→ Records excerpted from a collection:
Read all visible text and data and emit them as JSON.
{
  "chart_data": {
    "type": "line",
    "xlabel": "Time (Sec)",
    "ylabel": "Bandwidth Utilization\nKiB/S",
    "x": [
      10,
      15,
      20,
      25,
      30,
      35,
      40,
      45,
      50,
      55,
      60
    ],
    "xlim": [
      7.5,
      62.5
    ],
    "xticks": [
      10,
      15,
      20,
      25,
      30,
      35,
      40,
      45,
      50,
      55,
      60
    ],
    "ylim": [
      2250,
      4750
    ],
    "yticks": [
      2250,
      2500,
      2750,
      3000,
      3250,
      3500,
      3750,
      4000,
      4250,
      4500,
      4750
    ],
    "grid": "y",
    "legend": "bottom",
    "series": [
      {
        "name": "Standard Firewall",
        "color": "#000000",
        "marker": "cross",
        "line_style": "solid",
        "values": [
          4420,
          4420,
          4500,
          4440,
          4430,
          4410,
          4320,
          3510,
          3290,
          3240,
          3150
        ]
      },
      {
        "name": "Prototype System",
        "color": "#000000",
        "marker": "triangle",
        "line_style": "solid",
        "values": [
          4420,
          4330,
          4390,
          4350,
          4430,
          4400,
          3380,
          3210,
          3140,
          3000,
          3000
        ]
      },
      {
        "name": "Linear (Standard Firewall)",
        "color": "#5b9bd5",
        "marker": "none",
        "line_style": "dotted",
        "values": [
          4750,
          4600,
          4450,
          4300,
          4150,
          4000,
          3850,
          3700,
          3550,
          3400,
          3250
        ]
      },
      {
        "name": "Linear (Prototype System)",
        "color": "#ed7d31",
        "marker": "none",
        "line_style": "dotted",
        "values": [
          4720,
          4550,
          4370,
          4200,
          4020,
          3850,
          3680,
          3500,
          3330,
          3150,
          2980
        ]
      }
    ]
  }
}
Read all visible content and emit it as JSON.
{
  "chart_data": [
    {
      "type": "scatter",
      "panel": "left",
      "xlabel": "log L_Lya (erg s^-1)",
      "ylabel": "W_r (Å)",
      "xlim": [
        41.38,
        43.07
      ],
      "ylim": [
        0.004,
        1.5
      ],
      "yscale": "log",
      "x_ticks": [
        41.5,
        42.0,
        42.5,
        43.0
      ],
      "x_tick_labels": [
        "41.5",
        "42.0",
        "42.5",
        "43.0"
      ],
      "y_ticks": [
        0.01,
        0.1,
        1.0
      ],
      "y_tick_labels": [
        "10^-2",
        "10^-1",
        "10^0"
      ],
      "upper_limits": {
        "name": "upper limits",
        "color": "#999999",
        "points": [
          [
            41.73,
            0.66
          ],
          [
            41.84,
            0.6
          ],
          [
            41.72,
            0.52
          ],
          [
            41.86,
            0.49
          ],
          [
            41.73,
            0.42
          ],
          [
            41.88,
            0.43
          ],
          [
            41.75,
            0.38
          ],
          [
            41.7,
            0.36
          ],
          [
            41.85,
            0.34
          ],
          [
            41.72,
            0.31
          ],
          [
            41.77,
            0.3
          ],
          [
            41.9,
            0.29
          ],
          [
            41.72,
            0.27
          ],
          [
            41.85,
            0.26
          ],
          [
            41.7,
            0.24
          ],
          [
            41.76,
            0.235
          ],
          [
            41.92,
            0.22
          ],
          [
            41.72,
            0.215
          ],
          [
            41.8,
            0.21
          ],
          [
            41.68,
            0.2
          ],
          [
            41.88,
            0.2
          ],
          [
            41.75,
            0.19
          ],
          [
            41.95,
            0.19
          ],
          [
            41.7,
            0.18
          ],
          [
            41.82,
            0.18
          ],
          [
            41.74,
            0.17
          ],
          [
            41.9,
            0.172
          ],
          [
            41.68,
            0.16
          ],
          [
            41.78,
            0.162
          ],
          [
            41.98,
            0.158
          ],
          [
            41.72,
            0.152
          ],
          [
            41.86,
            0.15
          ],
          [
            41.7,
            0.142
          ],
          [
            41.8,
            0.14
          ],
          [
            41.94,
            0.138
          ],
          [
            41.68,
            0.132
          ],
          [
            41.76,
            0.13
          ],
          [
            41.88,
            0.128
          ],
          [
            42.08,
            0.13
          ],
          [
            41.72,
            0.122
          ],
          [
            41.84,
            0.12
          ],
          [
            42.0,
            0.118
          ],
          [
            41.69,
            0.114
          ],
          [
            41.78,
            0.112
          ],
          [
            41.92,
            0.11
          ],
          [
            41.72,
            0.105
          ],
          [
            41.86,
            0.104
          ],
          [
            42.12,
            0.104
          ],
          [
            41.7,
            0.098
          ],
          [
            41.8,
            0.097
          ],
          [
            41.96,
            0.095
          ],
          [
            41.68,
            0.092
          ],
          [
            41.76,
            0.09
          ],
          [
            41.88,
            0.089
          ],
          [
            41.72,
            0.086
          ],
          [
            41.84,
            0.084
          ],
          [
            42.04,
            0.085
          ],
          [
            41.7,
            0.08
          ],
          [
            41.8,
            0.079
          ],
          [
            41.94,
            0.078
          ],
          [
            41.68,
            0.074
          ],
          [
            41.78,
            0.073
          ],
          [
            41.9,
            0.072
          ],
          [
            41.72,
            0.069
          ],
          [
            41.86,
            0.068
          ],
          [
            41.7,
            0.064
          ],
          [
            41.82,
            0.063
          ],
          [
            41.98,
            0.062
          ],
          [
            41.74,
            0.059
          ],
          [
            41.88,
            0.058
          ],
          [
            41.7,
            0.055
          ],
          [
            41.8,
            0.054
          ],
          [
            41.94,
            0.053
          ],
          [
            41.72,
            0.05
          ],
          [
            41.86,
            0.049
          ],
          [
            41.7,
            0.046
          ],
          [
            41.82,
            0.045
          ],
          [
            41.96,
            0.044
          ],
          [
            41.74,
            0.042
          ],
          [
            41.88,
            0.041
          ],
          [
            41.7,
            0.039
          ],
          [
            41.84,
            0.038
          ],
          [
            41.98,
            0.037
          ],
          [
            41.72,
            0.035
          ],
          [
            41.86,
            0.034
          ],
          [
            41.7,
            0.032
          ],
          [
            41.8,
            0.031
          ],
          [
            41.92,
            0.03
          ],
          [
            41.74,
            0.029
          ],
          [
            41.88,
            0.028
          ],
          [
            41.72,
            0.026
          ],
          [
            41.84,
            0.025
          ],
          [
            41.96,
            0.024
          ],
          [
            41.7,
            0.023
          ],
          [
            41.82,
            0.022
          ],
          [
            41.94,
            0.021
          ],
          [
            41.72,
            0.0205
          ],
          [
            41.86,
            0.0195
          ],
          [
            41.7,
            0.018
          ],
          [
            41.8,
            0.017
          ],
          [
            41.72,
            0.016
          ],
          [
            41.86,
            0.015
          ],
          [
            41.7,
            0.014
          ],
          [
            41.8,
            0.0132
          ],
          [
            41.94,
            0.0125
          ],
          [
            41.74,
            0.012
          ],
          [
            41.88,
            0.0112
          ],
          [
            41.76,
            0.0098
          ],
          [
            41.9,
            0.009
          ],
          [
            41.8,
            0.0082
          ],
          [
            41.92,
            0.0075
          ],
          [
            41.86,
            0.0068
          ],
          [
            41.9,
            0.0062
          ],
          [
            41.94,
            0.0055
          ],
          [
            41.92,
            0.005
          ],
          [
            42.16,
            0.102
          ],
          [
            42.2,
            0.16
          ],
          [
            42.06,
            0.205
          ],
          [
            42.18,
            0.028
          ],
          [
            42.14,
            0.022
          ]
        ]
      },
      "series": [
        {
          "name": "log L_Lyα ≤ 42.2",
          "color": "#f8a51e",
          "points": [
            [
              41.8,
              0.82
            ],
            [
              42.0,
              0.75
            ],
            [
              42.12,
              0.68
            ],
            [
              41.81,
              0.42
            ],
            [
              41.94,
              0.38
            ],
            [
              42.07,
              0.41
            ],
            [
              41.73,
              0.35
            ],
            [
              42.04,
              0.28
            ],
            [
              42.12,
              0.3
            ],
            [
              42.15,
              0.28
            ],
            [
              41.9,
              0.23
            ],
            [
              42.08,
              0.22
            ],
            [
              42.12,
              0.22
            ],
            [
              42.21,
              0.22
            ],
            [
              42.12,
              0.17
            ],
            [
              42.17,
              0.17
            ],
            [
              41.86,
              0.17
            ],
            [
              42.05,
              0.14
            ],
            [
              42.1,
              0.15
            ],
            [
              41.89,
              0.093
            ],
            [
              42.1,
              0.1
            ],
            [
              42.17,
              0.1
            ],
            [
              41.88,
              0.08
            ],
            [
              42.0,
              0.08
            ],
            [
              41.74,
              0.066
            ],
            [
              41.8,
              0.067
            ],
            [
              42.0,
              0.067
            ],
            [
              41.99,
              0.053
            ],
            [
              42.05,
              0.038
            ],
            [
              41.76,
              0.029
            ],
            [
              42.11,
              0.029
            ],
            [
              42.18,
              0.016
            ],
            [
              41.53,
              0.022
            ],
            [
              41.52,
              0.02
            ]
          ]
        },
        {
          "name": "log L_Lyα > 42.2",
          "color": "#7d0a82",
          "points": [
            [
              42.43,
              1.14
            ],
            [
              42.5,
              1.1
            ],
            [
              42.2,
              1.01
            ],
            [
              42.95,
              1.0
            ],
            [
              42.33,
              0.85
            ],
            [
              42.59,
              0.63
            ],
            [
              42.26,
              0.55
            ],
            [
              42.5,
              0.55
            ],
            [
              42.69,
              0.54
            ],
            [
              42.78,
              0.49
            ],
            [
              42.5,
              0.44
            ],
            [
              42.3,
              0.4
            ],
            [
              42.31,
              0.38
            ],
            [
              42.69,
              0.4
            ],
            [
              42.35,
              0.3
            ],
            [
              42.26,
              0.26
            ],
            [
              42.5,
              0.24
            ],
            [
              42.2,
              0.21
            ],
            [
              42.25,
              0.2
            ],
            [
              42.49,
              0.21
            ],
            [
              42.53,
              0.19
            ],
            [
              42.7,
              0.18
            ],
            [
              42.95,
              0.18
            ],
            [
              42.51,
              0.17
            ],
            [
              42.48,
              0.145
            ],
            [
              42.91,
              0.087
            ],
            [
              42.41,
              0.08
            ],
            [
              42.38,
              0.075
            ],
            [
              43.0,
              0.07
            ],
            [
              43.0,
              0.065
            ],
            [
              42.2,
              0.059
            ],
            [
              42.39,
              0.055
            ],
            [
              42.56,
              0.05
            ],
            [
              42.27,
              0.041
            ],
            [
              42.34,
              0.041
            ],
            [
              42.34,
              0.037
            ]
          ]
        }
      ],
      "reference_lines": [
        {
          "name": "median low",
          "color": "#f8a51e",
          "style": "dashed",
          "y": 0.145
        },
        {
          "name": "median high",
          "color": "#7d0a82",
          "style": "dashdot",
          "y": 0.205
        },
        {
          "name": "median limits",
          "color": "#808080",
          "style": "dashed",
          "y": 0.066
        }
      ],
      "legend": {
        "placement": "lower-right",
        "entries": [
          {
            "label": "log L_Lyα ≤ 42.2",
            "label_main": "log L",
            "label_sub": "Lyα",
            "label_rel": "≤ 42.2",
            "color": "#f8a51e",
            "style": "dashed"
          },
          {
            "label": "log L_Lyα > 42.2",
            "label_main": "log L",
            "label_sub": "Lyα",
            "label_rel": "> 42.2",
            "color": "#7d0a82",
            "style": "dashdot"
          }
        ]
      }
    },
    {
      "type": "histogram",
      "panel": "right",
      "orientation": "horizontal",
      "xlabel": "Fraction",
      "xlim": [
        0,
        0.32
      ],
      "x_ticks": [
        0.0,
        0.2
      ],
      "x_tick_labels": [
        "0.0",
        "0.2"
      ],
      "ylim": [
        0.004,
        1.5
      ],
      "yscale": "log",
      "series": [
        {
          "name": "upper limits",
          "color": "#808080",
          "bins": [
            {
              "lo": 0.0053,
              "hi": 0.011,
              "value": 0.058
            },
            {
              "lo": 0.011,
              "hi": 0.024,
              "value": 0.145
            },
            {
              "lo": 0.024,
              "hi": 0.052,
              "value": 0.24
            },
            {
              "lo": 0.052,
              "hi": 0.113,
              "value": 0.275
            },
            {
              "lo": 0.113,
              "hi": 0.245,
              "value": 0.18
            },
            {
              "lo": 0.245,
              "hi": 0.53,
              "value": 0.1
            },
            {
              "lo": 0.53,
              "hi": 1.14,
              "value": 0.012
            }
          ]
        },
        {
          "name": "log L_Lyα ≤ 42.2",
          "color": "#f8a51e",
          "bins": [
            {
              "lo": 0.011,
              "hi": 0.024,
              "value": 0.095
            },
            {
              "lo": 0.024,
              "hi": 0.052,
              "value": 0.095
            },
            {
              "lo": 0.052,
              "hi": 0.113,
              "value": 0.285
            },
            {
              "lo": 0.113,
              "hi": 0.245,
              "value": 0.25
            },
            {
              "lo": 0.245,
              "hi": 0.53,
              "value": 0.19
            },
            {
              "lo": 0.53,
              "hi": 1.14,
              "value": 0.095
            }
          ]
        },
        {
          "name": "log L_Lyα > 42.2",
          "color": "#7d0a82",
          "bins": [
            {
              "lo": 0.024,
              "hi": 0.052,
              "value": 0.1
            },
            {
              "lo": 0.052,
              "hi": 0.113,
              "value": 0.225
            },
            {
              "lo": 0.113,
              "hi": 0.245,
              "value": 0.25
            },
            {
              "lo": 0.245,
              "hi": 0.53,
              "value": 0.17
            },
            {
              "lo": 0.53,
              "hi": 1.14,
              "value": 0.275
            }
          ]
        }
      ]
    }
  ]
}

→ Objective: Isolate each line of the listing above that includes "Prototype". Copy it.

→ Expected answer:
        "name": "Prototype System",
        "name": "Linear (Prototype System)",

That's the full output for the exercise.